• [Given problem]
Extract each line bearing the word "commit".

• [Material shown]
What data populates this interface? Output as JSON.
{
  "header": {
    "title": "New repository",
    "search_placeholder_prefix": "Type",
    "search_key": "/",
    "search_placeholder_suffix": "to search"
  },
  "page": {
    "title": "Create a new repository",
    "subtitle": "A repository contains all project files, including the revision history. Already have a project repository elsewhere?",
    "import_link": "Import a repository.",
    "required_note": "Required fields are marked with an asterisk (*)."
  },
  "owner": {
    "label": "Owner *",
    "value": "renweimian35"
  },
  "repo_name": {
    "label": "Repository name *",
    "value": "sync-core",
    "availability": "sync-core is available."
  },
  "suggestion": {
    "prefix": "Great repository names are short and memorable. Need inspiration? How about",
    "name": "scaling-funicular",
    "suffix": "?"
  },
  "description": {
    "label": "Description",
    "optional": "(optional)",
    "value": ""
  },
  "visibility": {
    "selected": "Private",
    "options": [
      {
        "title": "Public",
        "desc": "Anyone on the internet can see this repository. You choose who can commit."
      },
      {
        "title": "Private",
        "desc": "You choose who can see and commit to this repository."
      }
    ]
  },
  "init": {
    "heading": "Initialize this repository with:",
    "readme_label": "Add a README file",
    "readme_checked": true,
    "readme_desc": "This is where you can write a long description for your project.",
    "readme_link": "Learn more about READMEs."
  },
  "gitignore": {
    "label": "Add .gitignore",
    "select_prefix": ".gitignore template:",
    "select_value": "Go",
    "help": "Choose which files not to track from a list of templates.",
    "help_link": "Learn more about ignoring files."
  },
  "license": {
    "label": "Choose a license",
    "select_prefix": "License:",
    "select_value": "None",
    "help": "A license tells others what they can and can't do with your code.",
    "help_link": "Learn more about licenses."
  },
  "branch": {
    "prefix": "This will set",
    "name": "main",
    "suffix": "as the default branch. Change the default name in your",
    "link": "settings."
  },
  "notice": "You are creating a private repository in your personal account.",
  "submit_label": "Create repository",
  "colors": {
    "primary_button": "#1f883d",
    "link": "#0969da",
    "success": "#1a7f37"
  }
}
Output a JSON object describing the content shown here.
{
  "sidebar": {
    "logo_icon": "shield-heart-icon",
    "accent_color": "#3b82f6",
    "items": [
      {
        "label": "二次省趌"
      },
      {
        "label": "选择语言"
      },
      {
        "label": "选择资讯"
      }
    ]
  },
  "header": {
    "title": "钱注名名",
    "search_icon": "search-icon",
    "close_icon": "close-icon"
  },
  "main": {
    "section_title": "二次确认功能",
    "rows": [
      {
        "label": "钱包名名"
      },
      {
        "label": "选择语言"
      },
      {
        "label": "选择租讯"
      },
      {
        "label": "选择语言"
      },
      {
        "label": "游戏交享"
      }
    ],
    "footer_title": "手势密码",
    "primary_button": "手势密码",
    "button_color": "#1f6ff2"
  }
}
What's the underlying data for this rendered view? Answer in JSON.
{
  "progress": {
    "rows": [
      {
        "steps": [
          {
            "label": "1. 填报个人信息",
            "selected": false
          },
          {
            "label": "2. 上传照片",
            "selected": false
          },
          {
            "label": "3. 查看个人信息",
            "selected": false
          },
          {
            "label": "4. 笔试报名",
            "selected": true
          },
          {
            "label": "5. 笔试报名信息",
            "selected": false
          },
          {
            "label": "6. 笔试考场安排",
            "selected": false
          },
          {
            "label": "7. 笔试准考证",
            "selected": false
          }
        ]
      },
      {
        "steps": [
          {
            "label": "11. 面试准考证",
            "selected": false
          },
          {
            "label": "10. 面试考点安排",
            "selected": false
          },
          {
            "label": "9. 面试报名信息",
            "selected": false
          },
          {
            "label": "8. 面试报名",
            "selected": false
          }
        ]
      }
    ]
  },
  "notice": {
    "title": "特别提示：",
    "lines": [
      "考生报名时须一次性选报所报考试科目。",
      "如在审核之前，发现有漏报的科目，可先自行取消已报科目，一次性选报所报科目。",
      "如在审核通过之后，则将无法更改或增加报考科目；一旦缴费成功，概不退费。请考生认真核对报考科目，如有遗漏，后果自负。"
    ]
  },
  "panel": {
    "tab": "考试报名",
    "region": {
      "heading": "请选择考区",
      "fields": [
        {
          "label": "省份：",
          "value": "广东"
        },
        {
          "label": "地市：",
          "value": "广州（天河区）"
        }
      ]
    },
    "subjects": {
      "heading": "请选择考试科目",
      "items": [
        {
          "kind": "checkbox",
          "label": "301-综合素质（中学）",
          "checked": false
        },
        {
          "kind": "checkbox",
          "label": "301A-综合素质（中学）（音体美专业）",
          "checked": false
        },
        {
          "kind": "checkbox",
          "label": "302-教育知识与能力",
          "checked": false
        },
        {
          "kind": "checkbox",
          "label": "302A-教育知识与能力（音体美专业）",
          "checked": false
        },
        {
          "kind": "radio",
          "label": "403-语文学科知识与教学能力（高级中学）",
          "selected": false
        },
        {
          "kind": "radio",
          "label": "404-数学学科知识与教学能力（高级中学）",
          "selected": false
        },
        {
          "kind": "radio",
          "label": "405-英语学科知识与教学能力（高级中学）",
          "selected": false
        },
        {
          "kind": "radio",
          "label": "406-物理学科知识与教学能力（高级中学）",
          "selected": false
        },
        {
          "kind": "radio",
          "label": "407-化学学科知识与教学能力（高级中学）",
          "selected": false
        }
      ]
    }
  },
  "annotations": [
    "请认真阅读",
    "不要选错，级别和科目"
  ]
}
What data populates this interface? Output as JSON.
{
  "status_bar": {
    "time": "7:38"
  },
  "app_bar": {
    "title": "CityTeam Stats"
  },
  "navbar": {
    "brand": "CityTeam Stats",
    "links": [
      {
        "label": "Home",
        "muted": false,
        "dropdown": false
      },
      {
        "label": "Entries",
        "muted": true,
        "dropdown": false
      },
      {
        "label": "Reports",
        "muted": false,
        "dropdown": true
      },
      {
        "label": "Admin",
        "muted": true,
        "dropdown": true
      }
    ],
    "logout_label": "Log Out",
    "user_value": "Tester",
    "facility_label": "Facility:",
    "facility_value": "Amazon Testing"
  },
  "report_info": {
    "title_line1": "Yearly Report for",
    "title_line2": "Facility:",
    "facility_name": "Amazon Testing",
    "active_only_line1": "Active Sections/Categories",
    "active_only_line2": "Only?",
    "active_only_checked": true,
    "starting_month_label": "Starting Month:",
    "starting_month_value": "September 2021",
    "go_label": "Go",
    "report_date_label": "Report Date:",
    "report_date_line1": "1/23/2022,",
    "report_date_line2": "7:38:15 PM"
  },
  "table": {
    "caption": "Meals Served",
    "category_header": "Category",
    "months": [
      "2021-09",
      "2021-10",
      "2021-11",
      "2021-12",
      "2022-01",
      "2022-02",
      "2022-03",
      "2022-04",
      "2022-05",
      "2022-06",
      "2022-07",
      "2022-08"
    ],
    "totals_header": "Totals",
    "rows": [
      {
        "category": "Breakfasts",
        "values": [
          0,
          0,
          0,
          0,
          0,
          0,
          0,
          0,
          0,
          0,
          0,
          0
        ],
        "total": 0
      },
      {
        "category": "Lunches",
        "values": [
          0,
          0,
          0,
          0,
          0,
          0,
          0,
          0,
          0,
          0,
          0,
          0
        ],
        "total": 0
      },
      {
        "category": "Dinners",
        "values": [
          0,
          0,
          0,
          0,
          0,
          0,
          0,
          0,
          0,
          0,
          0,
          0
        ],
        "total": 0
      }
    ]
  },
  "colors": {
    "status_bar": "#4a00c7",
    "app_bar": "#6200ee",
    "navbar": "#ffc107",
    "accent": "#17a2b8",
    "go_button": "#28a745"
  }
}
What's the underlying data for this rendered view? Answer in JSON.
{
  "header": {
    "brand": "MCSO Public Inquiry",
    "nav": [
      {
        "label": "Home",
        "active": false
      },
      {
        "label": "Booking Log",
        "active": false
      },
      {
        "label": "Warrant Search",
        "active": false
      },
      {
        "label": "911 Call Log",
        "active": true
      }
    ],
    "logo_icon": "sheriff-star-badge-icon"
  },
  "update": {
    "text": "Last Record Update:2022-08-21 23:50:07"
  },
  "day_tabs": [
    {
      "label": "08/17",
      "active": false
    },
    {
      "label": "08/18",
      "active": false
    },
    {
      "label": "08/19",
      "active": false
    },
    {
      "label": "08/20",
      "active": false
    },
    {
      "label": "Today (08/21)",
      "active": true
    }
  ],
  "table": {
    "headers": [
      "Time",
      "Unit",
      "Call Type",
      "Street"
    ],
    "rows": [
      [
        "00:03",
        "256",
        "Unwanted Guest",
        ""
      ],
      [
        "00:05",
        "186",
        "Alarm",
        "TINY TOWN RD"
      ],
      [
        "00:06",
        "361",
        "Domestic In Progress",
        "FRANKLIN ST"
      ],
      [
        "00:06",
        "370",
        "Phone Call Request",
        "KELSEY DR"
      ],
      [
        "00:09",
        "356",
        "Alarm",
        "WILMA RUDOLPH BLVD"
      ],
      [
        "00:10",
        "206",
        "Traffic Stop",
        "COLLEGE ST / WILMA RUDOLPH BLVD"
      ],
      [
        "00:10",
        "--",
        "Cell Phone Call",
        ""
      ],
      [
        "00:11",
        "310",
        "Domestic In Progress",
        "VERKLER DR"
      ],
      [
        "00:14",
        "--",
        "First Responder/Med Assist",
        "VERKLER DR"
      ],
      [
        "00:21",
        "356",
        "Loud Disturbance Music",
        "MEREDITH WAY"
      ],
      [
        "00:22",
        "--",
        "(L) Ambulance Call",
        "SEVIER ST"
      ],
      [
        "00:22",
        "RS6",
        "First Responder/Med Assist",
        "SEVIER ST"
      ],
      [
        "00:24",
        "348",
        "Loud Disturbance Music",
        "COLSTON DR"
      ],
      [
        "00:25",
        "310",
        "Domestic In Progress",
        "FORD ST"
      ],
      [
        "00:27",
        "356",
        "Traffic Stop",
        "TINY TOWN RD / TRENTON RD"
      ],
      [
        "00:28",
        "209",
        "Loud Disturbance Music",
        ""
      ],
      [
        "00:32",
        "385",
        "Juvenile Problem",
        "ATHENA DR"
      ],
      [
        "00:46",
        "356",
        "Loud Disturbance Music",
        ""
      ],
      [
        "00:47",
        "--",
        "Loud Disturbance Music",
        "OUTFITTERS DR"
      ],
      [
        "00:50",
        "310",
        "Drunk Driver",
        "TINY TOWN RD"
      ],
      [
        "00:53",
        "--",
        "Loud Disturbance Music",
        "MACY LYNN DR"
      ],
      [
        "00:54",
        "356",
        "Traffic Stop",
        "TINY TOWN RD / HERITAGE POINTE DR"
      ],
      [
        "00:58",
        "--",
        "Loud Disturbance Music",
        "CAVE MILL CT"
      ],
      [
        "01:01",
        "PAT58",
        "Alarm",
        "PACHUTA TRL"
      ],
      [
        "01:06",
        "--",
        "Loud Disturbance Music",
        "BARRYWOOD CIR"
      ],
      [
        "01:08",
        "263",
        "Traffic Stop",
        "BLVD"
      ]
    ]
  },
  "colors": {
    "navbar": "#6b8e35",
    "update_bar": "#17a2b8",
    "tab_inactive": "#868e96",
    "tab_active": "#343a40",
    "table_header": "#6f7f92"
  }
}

• [Response]
        "desc": "Anyone on the internet can see this repository. You choose who can commit."
        "desc": "You choose who can see and commit to this repository."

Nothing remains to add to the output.